THE RECORDS:

------------

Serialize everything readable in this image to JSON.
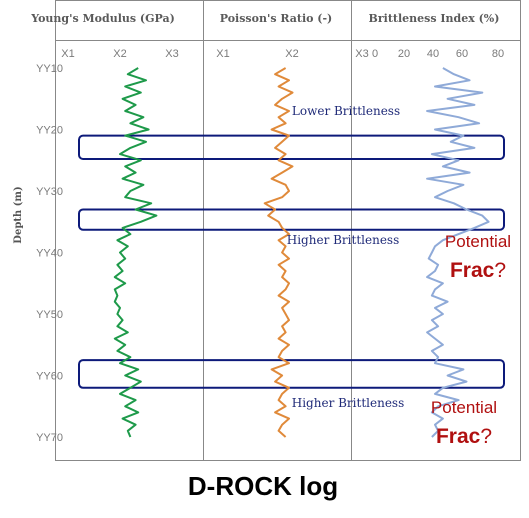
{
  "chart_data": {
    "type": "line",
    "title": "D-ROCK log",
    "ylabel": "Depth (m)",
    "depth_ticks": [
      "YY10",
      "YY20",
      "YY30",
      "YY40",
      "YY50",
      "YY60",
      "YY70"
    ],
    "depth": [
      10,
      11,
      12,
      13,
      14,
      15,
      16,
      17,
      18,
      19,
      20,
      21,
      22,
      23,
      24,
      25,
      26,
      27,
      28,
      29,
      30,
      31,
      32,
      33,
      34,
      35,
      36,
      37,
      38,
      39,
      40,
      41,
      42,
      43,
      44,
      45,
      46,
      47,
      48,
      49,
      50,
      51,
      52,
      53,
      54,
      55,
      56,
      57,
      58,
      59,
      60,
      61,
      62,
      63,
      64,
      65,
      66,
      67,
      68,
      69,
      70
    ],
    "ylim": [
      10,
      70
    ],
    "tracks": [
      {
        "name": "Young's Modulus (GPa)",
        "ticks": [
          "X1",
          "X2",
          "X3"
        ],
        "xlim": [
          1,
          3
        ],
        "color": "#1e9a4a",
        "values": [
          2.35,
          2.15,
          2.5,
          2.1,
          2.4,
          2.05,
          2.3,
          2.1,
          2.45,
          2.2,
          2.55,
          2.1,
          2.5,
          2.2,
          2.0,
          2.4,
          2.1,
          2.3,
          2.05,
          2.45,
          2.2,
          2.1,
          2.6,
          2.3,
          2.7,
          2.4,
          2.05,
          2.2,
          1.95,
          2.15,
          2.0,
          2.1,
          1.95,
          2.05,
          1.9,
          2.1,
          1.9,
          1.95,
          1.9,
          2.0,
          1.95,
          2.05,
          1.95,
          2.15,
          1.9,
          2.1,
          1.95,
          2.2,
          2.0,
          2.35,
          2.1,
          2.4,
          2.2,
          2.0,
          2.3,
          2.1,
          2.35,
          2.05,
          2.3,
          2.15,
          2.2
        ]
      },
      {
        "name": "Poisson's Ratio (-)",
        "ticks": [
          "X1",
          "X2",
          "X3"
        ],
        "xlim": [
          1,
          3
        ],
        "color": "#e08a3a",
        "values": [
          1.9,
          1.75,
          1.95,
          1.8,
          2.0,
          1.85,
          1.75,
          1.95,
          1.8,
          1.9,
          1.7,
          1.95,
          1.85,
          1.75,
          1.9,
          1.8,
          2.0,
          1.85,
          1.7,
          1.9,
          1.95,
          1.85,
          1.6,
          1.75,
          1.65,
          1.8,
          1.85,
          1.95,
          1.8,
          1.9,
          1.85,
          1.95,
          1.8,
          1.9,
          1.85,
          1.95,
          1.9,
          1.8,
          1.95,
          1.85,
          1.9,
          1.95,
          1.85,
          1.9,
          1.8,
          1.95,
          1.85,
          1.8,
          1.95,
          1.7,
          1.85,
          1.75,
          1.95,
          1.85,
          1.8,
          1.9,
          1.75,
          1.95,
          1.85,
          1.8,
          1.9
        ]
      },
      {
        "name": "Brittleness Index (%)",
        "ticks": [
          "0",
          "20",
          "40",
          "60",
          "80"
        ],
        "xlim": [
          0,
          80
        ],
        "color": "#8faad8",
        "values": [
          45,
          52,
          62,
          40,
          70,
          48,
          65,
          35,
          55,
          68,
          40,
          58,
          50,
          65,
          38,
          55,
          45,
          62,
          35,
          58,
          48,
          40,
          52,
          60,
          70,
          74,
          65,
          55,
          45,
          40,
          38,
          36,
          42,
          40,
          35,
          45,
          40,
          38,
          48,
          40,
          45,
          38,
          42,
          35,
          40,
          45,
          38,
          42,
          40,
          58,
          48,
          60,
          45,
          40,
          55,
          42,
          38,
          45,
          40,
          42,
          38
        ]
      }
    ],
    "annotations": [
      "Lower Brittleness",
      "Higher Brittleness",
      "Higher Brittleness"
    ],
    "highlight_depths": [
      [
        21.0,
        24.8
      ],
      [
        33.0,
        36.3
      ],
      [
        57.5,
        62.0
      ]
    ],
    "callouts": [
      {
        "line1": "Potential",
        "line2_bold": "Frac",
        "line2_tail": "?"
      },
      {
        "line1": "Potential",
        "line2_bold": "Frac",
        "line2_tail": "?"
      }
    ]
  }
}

------------

Repeat the records in full, exactly as they appear, without the pictures.

Serialize everything readable in this image to JSON.
{
  "chart_data": {
    "type": "line",
    "title": "D-ROCK log",
    "ylabel": "Depth (m)",
    "depth_ticks": [
      "YY10",
      "YY20",
      "YY30",
      "YY40",
      "YY50",
      "YY60",
      "YY70"
    ],
    "depth": [
      10,
      11,
      12,
      13,
      14,
      15,
      16,
      17,
      18,
      19,
      20,
      21,
      22,
      23,
      24,
      25,
      26,
      27,
      28,
      29,
      30,
      31,
      32,
      33,
      34,
      35,
      36,
      37,
      38,
      39,
      40,
      41,
      42,
      43,
      44,
      45,
      46,
      47,
      48,
      49,
      50,
      51,
      52,
      53,
      54,
      55,
      56,
      57,
      58,
      59,
      60,
      61,
      62,
      63,
      64,
      65,
      66,
      67,
      68,
      69,
      70
    ],
    "ylim": [
      10,
      70
    ],
    "tracks": [
      {
        "name": "Young's Modulus (GPa)",
        "ticks": [
          "X1",
          "X2",
          "X3"
        ],
        "xlim": [
          1,
          3
        ],
        "color": "#1e9a4a",
        "values": [
          2.35,
          2.15,
          2.5,
          2.1,
          2.4,
          2.05,
          2.3,
          2.1,
          2.45,
          2.2,
          2.55,
          2.1,
          2.5,
          2.2,
          2.0,
          2.4,
          2.1,
          2.3,
          2.05,
          2.45,
          2.2,
          2.1,
          2.6,
          2.3,
          2.7,
          2.4,
          2.05,
          2.2,
          1.95,
          2.15,
          2.0,
          2.1,
          1.95,
          2.05,
          1.9,
          2.1,
          1.9,
          1.95,
          1.9,
          2.0,
          1.95,
          2.05,
          1.95,
          2.15,
          1.9,
          2.1,
          1.95,
          2.2,
          2.0,
          2.35,
          2.1,
          2.4,
          2.2,
          2.0,
          2.3,
          2.1,
          2.35,
          2.05,
          2.3,
          2.15,
          2.2
        ]
      },
      {
        "name": "Poisson's Ratio (-)",
        "ticks": [
          "X1",
          "X2",
          "X3"
        ],
        "xlim": [
          1,
          3
        ],
        "color": "#e08a3a",
        "values": [
          1.9,
          1.75,
          1.95,
          1.8,
          2.0,
          1.85,
          1.75,
          1.95,
          1.8,
          1.9,
          1.7,
          1.95,
          1.85,
          1.75,
          1.9,
          1.8,
          2.0,
          1.85,
          1.7,
          1.9,
          1.95,
          1.85,
          1.6,
          1.75,
          1.65,
          1.8,
          1.85,
          1.95,
          1.8,
          1.9,
          1.85,
          1.95,
          1.8,
          1.9,
          1.85,
          1.95,
          1.9,
          1.8,
          1.95,
          1.85,
          1.9,
          1.95,
          1.85,
          1.9,
          1.8,
          1.95,
          1.85,
          1.8,
          1.95,
          1.7,
          1.85,
          1.75,
          1.95,
          1.85,
          1.8,
          1.9,
          1.75,
          1.95,
          1.85,
          1.8,
          1.9
        ]
      },
      {
        "name": "Brittleness Index (%)",
        "ticks": [
          "0",
          "20",
          "40",
          "60",
          "80"
        ],
        "xlim": [
          0,
          80
        ],
        "color": "#8faad8",
        "values": [
          45,
          52,
          62,
          40,
          70,
          48,
          65,
          35,
          55,
          68,
          40,
          58,
          50,
          65,
          38,
          55,
          45,
          62,
          35,
          58,
          48,
          40,
          52,
          60,
          70,
          74,
          65,
          55,
          45,
          40,
          38,
          36,
          42,
          40,
          35,
          45,
          40,
          38,
          48,
          40,
          45,
          38,
          42,
          35,
          40,
          45,
          38,
          42,
          40,
          58,
          48,
          60,
          45,
          40,
          55,
          42,
          38,
          45,
          40,
          42,
          38
        ]
      }
    ],
    "annotations": [
      "Lower Brittleness",
      "Higher Brittleness",
      "Higher Brittleness"
    ],
    "highlight_depths": [
      [
        21.0,
        24.8
      ],
      [
        33.0,
        36.3
      ],
      [
        57.5,
        62.0
      ]
    ],
    "callouts": [
      {
        "line1": "Potential",
        "line2_bold": "Frac",
        "line2_tail": "?"
      },
      {
        "line1": "Potential",
        "line2_bold": "Frac",
        "line2_tail": "?"
      }
    ]
  }
}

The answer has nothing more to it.